------ Source material ------
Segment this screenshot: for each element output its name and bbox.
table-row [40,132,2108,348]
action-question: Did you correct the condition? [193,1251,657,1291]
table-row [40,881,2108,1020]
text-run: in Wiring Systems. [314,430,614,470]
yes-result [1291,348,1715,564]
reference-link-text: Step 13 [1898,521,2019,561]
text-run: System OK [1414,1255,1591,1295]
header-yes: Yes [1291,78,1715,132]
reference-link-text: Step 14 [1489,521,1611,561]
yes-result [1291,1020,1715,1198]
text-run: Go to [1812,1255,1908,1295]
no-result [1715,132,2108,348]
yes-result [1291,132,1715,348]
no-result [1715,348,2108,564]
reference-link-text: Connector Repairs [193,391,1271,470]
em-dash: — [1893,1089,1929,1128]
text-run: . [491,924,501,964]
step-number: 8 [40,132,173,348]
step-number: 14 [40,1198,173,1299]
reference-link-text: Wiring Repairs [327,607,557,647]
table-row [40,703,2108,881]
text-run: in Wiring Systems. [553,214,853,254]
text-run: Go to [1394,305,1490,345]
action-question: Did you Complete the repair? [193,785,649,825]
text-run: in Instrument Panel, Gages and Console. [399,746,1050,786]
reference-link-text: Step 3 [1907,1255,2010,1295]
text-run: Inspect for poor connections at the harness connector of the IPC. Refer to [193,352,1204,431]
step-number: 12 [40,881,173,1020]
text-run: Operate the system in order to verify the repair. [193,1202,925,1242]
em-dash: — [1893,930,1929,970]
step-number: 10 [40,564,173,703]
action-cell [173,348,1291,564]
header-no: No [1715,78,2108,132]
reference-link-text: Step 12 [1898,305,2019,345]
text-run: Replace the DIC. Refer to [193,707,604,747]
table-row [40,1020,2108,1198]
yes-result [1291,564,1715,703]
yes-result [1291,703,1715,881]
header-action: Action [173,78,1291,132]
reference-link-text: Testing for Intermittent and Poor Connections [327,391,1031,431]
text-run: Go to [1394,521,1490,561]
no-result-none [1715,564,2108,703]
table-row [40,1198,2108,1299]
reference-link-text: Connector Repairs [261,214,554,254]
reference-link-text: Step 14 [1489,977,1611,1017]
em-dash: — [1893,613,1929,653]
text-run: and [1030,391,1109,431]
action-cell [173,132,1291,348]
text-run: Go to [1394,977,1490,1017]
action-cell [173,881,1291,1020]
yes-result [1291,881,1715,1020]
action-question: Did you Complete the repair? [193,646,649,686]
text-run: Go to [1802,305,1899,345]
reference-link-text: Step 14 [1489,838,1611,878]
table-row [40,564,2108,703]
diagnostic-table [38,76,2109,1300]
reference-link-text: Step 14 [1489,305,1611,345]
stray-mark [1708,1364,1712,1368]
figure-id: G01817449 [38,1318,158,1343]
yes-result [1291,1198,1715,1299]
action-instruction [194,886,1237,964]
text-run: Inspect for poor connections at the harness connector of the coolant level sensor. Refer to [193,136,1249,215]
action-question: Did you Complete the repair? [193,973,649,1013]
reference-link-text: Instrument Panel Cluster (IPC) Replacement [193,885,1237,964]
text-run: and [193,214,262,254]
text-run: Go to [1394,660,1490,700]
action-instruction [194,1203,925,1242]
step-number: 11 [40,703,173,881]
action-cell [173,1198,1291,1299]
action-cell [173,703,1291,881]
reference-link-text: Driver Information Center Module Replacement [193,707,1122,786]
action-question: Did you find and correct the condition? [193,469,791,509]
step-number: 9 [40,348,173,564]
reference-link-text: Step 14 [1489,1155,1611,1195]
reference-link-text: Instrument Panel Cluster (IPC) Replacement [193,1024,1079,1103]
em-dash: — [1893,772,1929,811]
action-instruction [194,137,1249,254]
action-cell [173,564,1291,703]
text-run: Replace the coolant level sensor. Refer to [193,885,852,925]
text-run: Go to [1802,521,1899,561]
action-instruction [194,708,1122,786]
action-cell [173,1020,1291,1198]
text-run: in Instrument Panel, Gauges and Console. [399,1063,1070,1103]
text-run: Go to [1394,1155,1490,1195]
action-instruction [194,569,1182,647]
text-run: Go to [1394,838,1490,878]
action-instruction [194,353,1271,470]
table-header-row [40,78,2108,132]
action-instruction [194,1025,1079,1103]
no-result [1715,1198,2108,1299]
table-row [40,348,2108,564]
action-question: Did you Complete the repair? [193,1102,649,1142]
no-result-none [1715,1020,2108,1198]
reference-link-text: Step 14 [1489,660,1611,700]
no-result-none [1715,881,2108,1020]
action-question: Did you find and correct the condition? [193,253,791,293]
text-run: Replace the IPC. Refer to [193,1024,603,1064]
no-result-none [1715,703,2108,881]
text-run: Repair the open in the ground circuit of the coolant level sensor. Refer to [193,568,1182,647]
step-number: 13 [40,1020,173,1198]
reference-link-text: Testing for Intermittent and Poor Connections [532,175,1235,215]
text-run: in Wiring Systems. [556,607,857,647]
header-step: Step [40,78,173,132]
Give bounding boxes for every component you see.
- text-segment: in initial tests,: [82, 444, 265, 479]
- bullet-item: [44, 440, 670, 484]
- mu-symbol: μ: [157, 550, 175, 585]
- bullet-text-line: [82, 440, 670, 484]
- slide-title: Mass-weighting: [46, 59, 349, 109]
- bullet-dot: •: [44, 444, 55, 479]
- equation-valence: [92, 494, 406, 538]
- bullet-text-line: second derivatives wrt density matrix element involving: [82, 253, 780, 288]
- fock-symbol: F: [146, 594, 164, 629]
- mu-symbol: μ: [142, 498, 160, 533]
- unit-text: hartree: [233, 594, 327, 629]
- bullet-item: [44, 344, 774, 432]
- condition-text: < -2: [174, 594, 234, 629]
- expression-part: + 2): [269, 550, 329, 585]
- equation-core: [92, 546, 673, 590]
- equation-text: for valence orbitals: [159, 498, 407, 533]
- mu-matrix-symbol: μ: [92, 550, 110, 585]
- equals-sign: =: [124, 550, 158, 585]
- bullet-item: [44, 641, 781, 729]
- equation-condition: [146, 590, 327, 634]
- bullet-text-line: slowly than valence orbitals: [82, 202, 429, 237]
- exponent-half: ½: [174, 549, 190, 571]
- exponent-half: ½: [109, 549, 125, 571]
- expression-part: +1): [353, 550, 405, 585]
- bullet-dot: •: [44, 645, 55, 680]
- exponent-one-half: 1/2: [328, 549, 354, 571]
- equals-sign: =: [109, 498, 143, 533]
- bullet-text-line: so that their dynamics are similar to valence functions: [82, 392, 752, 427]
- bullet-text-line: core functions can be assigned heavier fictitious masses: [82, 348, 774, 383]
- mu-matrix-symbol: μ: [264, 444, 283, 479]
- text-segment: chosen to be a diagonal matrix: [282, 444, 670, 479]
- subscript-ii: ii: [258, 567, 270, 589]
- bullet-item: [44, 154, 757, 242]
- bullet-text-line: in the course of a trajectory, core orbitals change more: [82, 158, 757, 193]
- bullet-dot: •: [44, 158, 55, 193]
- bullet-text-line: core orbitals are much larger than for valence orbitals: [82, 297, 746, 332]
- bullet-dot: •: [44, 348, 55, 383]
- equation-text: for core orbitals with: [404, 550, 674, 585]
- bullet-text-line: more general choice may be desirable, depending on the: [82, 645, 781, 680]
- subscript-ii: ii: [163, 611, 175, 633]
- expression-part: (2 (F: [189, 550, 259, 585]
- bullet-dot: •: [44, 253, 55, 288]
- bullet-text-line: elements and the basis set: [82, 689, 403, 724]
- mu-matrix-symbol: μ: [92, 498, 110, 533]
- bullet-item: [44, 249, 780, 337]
------
● **The exercise**: Reproduce all of the data above, substituting "Electrical Systems" for each occurrence of "Wiring Systems" and leaving everything else untouched.

● **Problem solution**:
Segment this screenshot: for each element output its name and bbox.
table-row [40,132,2108,348]
action-question: Did you correct the condition? [193,1251,657,1291]
table-row [40,881,2108,1020]
text-run: in Electrical Systems. [314,430,614,470]
yes-result [1291,348,1715,564]
reference-link-text: Step 13 [1898,521,2019,561]
text-run: System OK [1414,1255,1591,1295]
header-yes: Yes [1291,78,1715,132]
reference-link-text: Step 14 [1489,521,1611,561]
yes-result [1291,1020,1715,1198]
text-run: Go to [1812,1255,1908,1295]
no-result [1715,132,2108,348]
yes-result [1291,132,1715,348]
no-result [1715,348,2108,564]
reference-link-text: Connector Repairs [193,391,1271,470]
em-dash: — [1893,1089,1929,1128]
text-run: . [491,924,501,964]
step-number: 8 [40,132,173,348]
step-number: 14 [40,1198,173,1299]
reference-link-text: Wiring Repairs [327,607,557,647]
table-row [40,703,2108,881]
text-run: in Electrical Systems. [553,214,853,254]
text-run: Go to [1394,305,1490,345]
action-question: Did you Complete the repair? [193,785,649,825]
text-run: in Instrument Panel, Gages and Console. [399,746,1050,786]
reference-link-text: Step 3 [1907,1255,2010,1295]
text-run: Inspect for poor connections at the harness connector of the IPC. Refer to [193,352,1204,431]
step-number: 12 [40,881,173,1020]
text-run: Operate the system in order to verify the repair. [193,1202,925,1242]
em-dash: — [1893,930,1929,970]
step-number: 10 [40,564,173,703]
action-cell [173,348,1291,564]
header-no: No [1715,78,2108,132]
reference-link-text: Step 12 [1898,305,2019,345]
text-run: Replace the DIC. Refer to [193,707,604,747]
table-row [40,1020,2108,1198]
yes-result [1291,564,1715,703]
yes-result [1291,703,1715,881]
header-action: Action [173,78,1291,132]
reference-link-text: Testing for Intermittent and Poor Connections [327,391,1031,431]
text-run: Go to [1394,521,1490,561]
no-result-none [1715,564,2108,703]
table-row [40,1198,2108,1299]
reference-link-text: Connector Repairs [261,214,554,254]
reference-link-text: Step 14 [1489,977,1611,1017]
em-dash: — [1893,613,1929,653]
text-run: and [1030,391,1109,431]
action-cell [173,132,1291,348]
text-run: Go to [1394,977,1490,1017]
action-cell [173,881,1291,1020]
yes-result [1291,881,1715,1020]
action-question: Did you Complete the repair? [193,646,649,686]
text-run: Go to [1802,305,1899,345]
reference-link-text: Step 14 [1489,838,1611,878]
table-row [40,564,2108,703]
diagnostic-table [38,76,2109,1300]
reference-link-text: Step 14 [1489,305,1611,345]
stray-mark [1708,1364,1712,1368]
figure-id: G01817449 [38,1318,158,1343]
yes-result [1291,1198,1715,1299]
action-instruction [194,886,1237,964]
text-run: Inspect for poor connections at the harness connector of the coolant level sensor. Refer to [193,136,1249,215]
action-question: Did you Complete the repair? [193,973,649,1013]
reference-link-text: Instrument Panel Cluster (IPC) Replacement [193,885,1237,964]
text-run: and [193,214,262,254]
text-run: Go to [1394,660,1490,700]
action-instruction [194,1203,925,1242]
step-number: 11 [40,703,173,881]
action-cell [173,1198,1291,1299]
action-cell [173,703,1291,881]
reference-link-text: Driver Information Center Module Replacement [193,707,1122,786]
action-question: Did you find and correct the condition? [193,469,791,509]
step-number: 9 [40,348,173,564]
reference-link-text: Step 14 [1489,1155,1611,1195]
reference-link-text: Instrument Panel Cluster (IPC) Replacement [193,1024,1079,1103]
em-dash: — [1893,772,1929,811]
action-instruction [194,137,1249,254]
action-cell [173,564,1291,703]
text-run: Replace the coolant level sensor. Refer to [193,885,852,925]
text-run: Go to [1802,521,1899,561]
action-instruction [194,708,1122,786]
action-cell [173,1020,1291,1198]
text-run: in Instrument Panel, Gauges and Console. [399,1063,1070,1103]
text-run: Go to [1394,1155,1490,1195]
action-instruction [194,569,1182,647]
text-run: Go to [1394,838,1490,878]
action-instruction [194,353,1271,470]
table-header-row [40,78,2108,132]
action-instruction [194,1025,1079,1103]
no-result [1715,1198,2108,1299]
table-row [40,348,2108,564]
action-question: Did you Complete the repair? [193,1102,649,1142]
no-result-none [1715,1020,2108,1198]
reference-link-text: Step 14 [1489,660,1611,700]
no-result-none [1715,881,2108,1020]
action-question: Did you find and correct the condition? [193,253,791,293]
text-run: Replace the IPC. Refer to [193,1024,603,1064]
no-result-none [1715,703,2108,881]
text-run: Repair the open in the ground circuit of the coolant level sensor. Refer to [193,568,1182,647]
step-number: 13 [40,1020,173,1198]
reference-link-text: Testing for Intermittent and Poor Connections [532,175,1235,215]
text-run: in Electrical Systems. [556,607,857,647]
header-step: Step [40,78,173,132]
Give bounding boxes for every component you see.
- text-segment: in initial tests,: [82, 444, 265, 479]
- bullet-item: [44, 440, 670, 484]
- mu-symbol: μ: [157, 550, 175, 585]
- bullet-text-line: [82, 440, 670, 484]
- slide-title: Mass-weighting: [46, 59, 349, 109]
- bullet-dot: •: [44, 444, 55, 479]
- equation-valence: [92, 494, 406, 538]
- bullet-text-line: second derivatives wrt density matrix element involving: [82, 253, 780, 288]
- fock-symbol: F: [146, 594, 164, 629]
- mu-symbol: μ: [142, 498, 160, 533]
- unit-text: hartree: [233, 594, 327, 629]
- bullet-item: [44, 344, 774, 432]
- condition-text: < -2: [174, 594, 234, 629]
- expression-part: + 2): [269, 550, 329, 585]
- equation-core: [92, 546, 673, 590]
- equation-text: for valence orbitals: [159, 498, 407, 533]
- mu-matrix-symbol: μ: [92, 550, 110, 585]
- equals-sign: =: [124, 550, 158, 585]
- bullet-item: [44, 641, 781, 729]
- equation-condition: [146, 590, 327, 634]
- bullet-text-line: slowly than valence orbitals: [82, 202, 429, 237]
- exponent-half: ½: [174, 549, 190, 571]
- exponent-half: ½: [109, 549, 125, 571]
- expression-part: +1): [353, 550, 405, 585]
- bullet-dot: •: [44, 645, 55, 680]
- exponent-one-half: 1/2: [328, 549, 354, 571]
- equals-sign: =: [109, 498, 143, 533]
- bullet-text-line: so that their dynamics are similar to valence functions: [82, 392, 752, 427]
- bullet-text-line: core functions can be assigned heavier fictitious masses: [82, 348, 774, 383]
- mu-matrix-symbol: μ: [264, 444, 283, 479]
- text-segment: chosen to be a diagonal matrix: [282, 444, 670, 479]
- subscript-ii: ii: [258, 567, 270, 589]
- bullet-item: [44, 154, 757, 242]
- bullet-text-line: in the course of a trajectory, core orbitals change more: [82, 158, 757, 193]
- bullet-dot: •: [44, 158, 55, 193]
- bullet-text-line: core orbitals are much larger than for valence orbitals: [82, 297, 746, 332]
- bullet-dot: •: [44, 348, 55, 383]
- equation-text: for core orbitals with: [404, 550, 674, 585]
- bullet-text-line: more general choice may be desirable, depending on the: [82, 645, 781, 680]
- subscript-ii: ii: [163, 611, 175, 633]
- expression-part: (2 (F: [189, 550, 259, 585]
- bullet-dot: •: [44, 253, 55, 288]
- bullet-text-line: elements and the basis set: [82, 689, 403, 724]
- mu-matrix-symbol: μ: [92, 498, 110, 533]
- bullet-item: [44, 249, 780, 337]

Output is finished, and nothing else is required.